● Problem details:
Leave out all pictures and retype exactly the lines from the one with "Serialize everything readable" through the last line of the material.

● Data excerpts:
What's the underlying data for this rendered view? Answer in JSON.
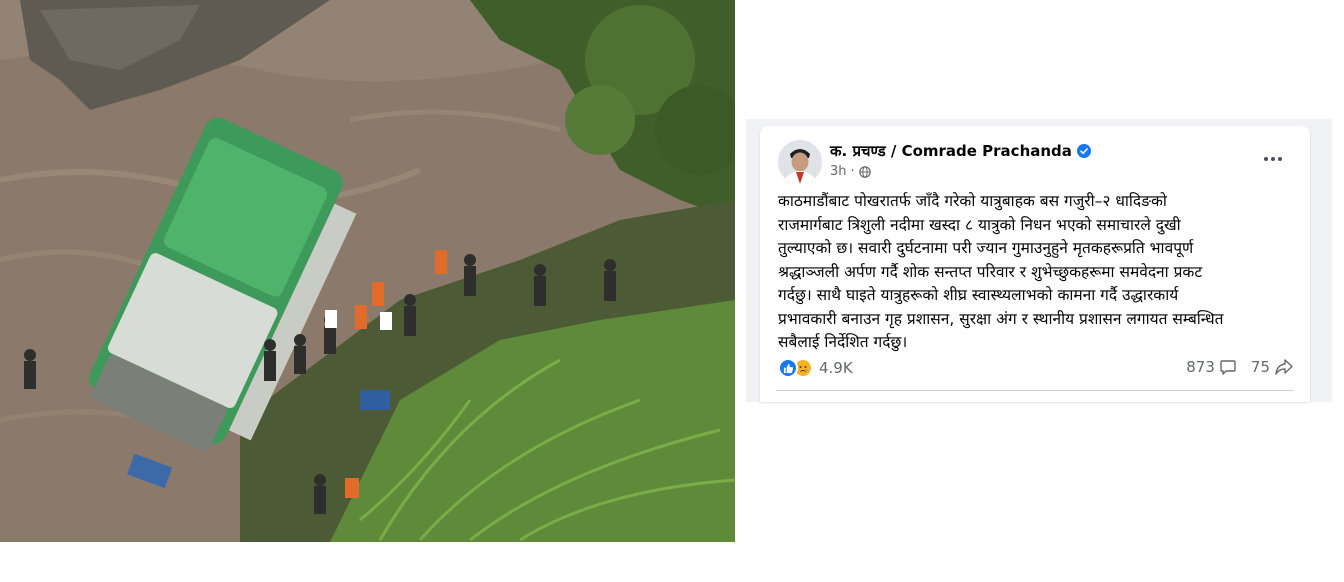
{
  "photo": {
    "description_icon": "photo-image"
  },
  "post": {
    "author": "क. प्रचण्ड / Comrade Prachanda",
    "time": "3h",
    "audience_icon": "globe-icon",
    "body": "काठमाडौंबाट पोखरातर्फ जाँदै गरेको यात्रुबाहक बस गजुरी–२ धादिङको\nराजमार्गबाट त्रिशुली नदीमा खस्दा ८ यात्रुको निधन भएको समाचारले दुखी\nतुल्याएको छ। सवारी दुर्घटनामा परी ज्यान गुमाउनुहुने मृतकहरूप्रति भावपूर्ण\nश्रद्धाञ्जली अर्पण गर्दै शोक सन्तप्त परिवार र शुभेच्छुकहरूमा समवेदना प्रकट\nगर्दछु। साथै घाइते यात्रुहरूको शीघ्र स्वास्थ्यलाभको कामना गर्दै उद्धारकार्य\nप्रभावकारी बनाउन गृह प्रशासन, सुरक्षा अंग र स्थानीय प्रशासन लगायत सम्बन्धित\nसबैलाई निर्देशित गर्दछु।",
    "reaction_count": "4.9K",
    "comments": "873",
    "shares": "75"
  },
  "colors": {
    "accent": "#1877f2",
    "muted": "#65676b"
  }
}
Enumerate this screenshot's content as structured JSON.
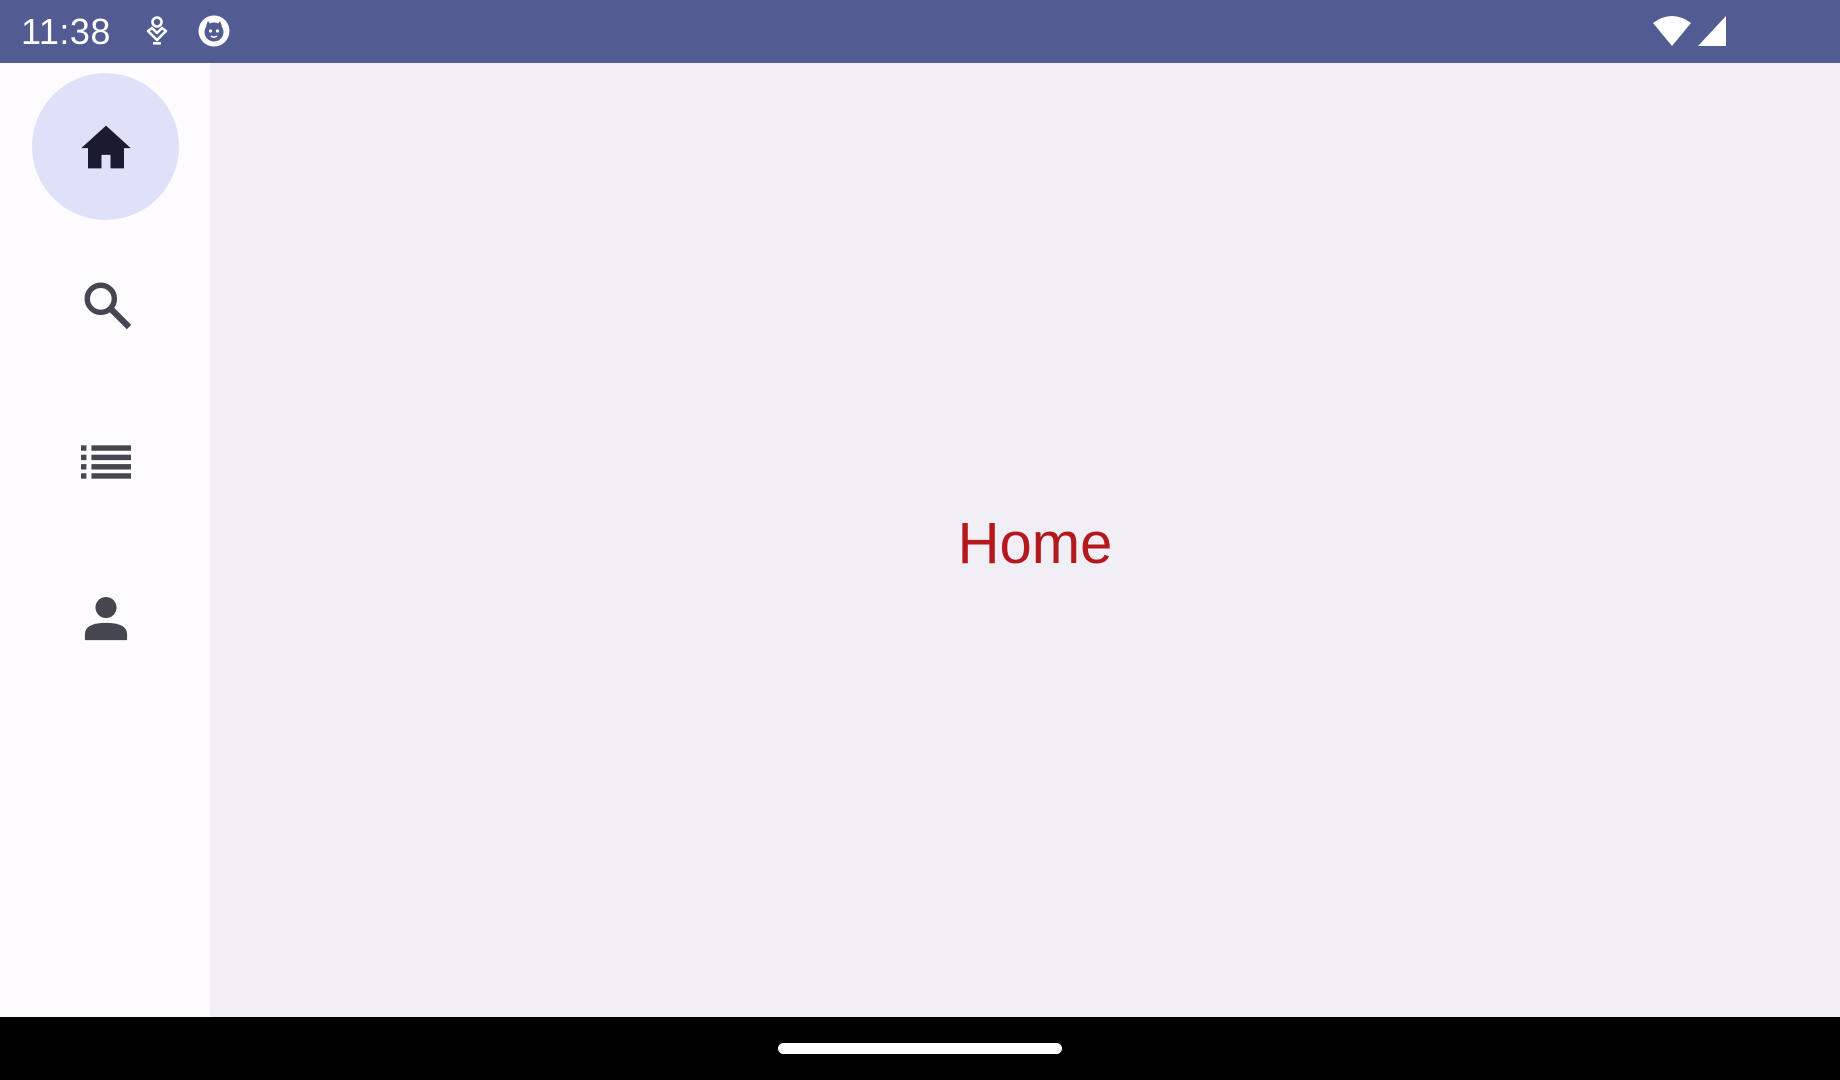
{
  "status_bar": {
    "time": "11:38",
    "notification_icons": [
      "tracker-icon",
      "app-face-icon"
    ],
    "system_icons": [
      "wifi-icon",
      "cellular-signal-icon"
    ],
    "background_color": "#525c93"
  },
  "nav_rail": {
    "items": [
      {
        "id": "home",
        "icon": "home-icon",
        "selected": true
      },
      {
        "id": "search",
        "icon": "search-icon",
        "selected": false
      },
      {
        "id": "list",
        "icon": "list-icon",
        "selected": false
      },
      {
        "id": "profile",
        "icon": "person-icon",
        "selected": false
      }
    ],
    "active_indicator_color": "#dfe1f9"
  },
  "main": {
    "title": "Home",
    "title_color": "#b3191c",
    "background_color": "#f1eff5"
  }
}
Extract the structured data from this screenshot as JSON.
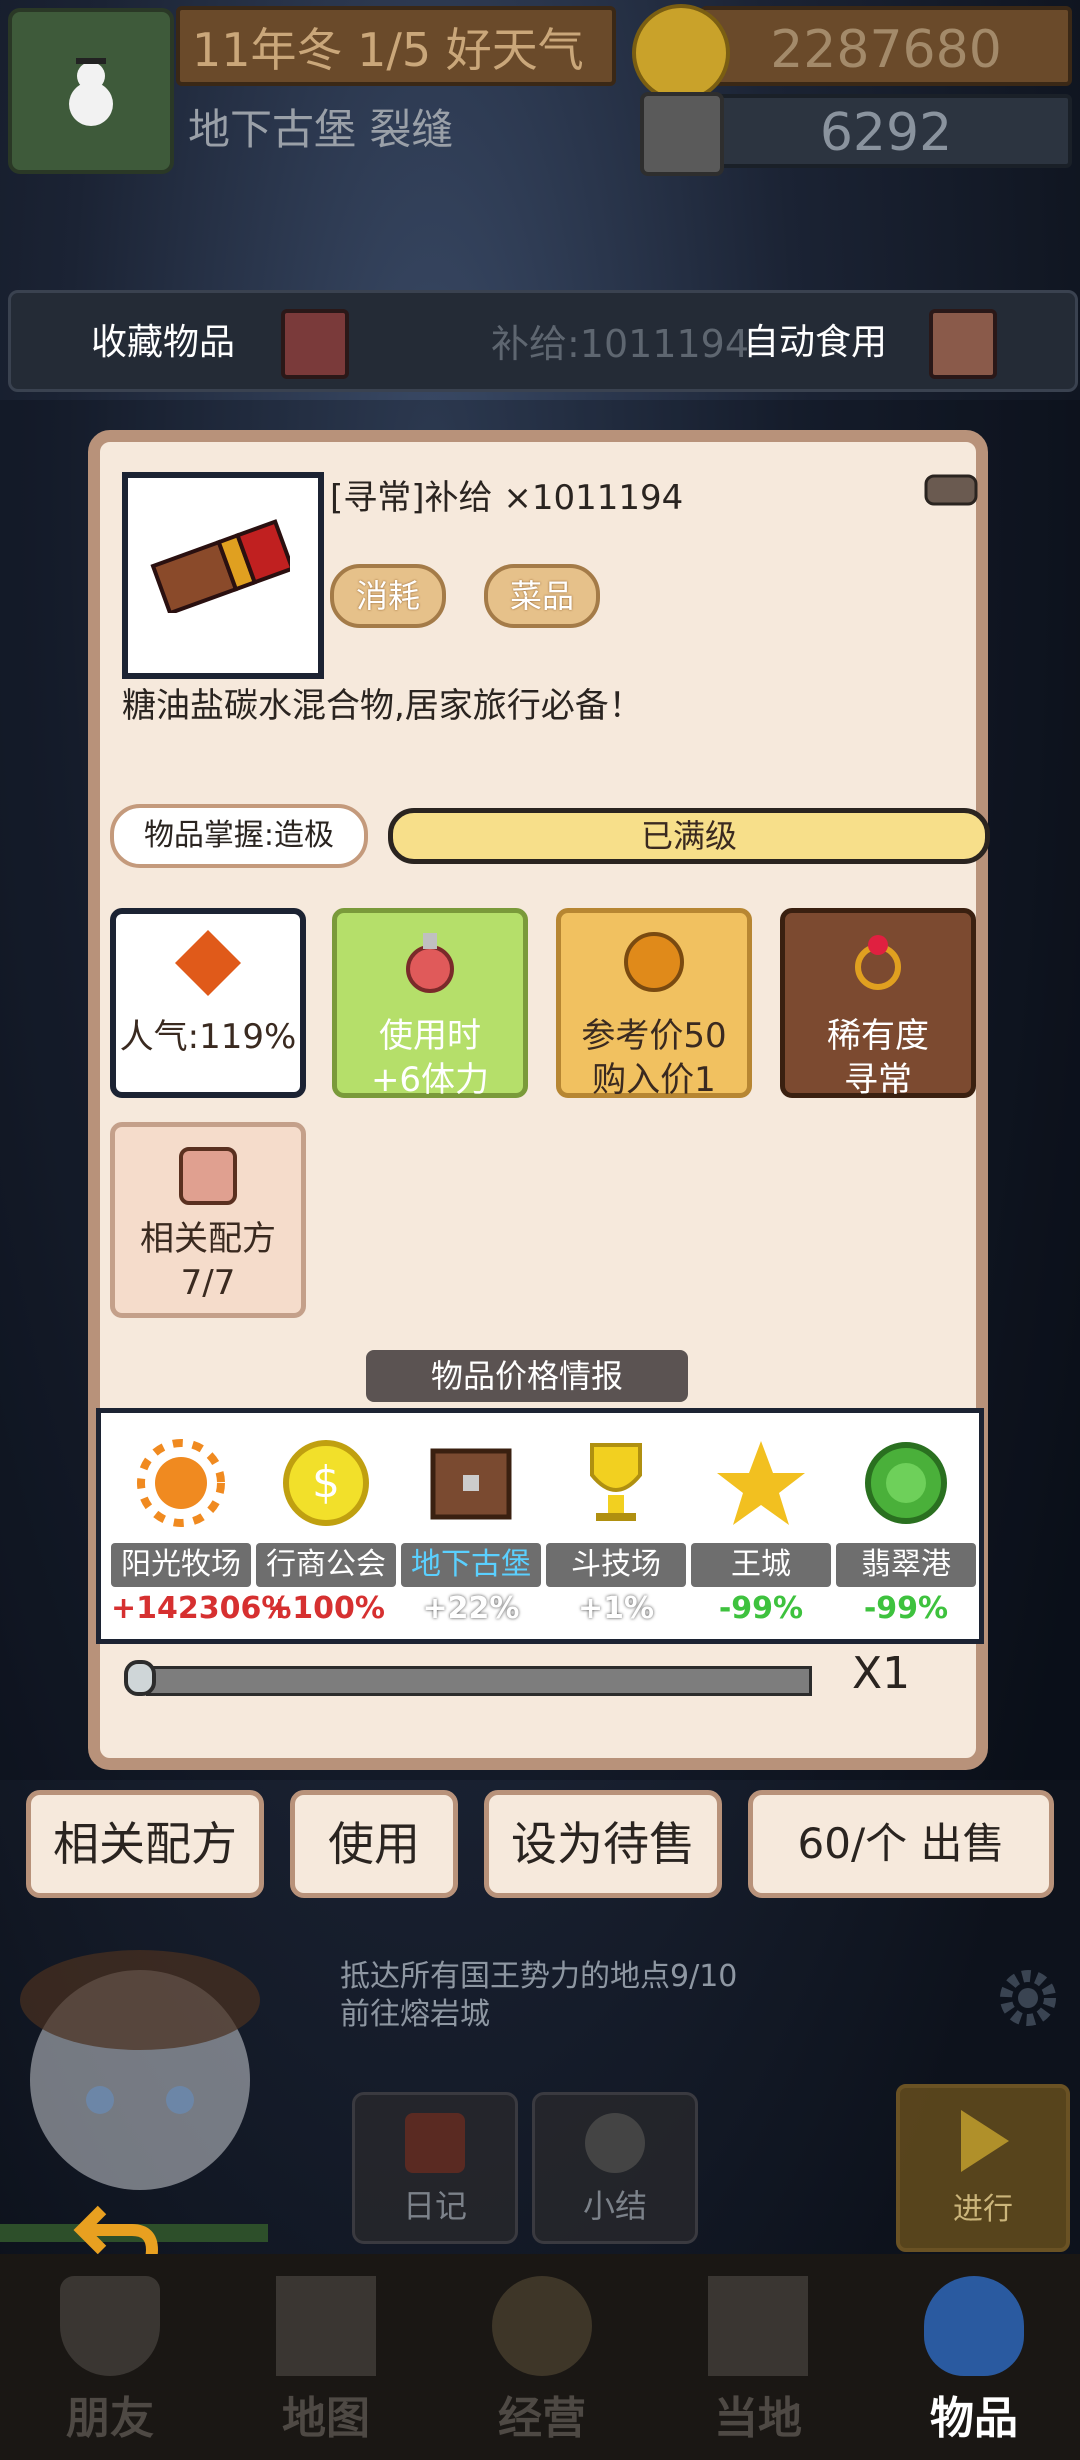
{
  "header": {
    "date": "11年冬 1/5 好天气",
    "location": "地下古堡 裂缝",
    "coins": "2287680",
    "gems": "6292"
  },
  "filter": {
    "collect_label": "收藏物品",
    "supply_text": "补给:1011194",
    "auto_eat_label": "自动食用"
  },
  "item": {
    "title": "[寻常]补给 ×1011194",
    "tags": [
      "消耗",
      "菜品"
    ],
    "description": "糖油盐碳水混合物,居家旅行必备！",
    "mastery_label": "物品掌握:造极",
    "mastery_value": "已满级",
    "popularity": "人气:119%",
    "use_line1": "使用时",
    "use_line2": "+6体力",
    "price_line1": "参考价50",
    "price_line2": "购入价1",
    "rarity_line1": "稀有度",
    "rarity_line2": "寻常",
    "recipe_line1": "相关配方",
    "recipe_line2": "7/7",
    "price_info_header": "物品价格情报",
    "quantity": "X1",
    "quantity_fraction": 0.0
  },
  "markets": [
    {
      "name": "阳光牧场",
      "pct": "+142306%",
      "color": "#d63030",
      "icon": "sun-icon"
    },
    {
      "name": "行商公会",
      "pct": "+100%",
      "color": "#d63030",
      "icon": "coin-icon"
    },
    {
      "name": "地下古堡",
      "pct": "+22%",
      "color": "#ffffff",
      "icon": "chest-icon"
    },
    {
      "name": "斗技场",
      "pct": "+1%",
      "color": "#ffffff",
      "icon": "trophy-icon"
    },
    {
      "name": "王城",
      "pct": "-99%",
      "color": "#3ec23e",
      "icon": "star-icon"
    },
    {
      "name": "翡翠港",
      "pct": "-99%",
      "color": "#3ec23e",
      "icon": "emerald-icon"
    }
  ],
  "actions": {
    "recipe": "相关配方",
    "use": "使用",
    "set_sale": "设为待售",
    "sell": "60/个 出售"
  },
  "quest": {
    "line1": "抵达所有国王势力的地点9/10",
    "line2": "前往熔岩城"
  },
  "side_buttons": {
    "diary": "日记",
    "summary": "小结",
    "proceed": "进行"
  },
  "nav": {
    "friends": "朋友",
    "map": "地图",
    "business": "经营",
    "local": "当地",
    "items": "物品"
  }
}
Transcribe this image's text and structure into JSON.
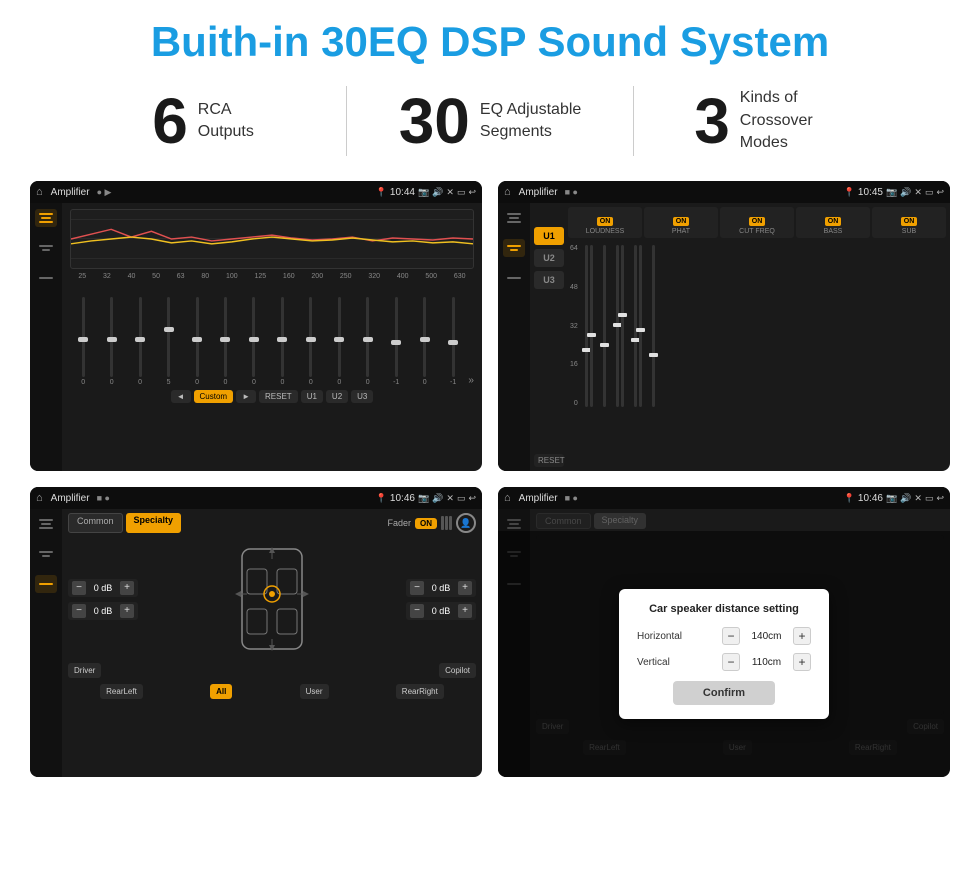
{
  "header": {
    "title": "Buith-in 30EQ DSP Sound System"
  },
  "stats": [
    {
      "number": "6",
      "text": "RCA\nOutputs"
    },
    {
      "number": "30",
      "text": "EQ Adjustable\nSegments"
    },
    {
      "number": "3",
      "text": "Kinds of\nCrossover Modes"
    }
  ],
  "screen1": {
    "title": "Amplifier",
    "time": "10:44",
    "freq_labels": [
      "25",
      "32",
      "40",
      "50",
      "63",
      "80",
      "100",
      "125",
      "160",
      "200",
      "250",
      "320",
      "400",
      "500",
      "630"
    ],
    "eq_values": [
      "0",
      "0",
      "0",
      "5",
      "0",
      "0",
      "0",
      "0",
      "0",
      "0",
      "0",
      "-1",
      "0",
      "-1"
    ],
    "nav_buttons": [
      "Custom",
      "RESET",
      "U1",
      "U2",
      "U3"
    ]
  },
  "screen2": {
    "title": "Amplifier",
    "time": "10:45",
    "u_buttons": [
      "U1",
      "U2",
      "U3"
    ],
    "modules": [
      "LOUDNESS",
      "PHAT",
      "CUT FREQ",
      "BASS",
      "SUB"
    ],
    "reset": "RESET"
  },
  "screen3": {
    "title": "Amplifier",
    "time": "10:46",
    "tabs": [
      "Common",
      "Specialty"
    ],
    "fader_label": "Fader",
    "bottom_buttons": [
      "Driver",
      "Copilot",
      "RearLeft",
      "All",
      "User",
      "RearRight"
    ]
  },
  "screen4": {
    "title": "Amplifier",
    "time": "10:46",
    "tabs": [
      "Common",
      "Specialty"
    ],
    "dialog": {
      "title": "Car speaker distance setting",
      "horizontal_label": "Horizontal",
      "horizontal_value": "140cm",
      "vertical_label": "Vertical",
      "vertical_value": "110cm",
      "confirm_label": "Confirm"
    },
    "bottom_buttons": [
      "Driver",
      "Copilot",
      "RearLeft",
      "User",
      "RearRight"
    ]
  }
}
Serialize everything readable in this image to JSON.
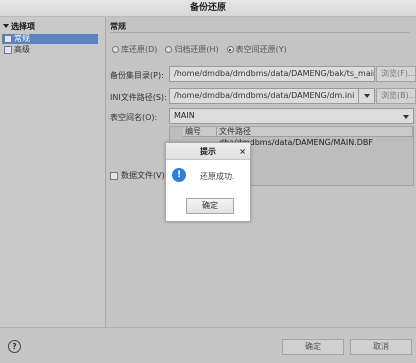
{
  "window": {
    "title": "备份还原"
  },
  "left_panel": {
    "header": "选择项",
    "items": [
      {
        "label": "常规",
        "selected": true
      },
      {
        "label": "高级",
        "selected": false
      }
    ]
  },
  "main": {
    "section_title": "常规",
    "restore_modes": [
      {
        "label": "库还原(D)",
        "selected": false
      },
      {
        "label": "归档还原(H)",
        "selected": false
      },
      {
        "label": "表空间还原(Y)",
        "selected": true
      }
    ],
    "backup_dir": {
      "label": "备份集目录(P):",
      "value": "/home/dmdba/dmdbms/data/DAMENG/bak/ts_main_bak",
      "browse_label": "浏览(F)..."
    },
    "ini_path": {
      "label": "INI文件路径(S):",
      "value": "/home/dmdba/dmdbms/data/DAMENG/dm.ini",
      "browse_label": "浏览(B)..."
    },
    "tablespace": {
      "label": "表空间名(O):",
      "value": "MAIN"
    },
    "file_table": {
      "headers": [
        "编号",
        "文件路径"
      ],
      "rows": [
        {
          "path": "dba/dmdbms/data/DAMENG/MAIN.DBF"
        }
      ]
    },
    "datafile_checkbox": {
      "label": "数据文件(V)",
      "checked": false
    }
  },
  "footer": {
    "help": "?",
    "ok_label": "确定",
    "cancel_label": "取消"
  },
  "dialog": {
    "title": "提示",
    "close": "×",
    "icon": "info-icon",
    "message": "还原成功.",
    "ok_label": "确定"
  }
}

● Reply to the task:
Serialize everything readable in this image to JSON.
{
  "window": {
    "title": "备份还原"
  },
  "left_panel": {
    "header": "选择项",
    "items": [
      {
        "label": "常规",
        "selected": true
      },
      {
        "label": "高级",
        "selected": false
      }
    ]
  },
  "main": {
    "section_title": "常规",
    "restore_modes": [
      {
        "label": "库还原(D)",
        "selected": false
      },
      {
        "label": "归档还原(H)",
        "selected": false
      },
      {
        "label": "表空间还原(Y)",
        "selected": true
      }
    ],
    "backup_dir": {
      "label": "备份集目录(P):",
      "value": "/home/dmdba/dmdbms/data/DAMENG/bak/ts_main_bak",
      "browse_label": "浏览(F)..."
    },
    "ini_path": {
      "label": "INI文件路径(S):",
      "value": "/home/dmdba/dmdbms/data/DAMENG/dm.ini",
      "browse_label": "浏览(B)..."
    },
    "tablespace": {
      "label": "表空间名(O):",
      "value": "MAIN"
    },
    "file_table": {
      "headers": [
        "编号",
        "文件路径"
      ],
      "rows": [
        {
          "path": "dba/dmdbms/data/DAMENG/MAIN.DBF"
        }
      ]
    },
    "datafile_checkbox": {
      "label": "数据文件(V)",
      "checked": false
    }
  },
  "footer": {
    "help": "?",
    "ok_label": "确定",
    "cancel_label": "取消"
  },
  "dialog": {
    "title": "提示",
    "close": "×",
    "icon": "info-icon",
    "message": "还原成功.",
    "ok_label": "确定"
  }
}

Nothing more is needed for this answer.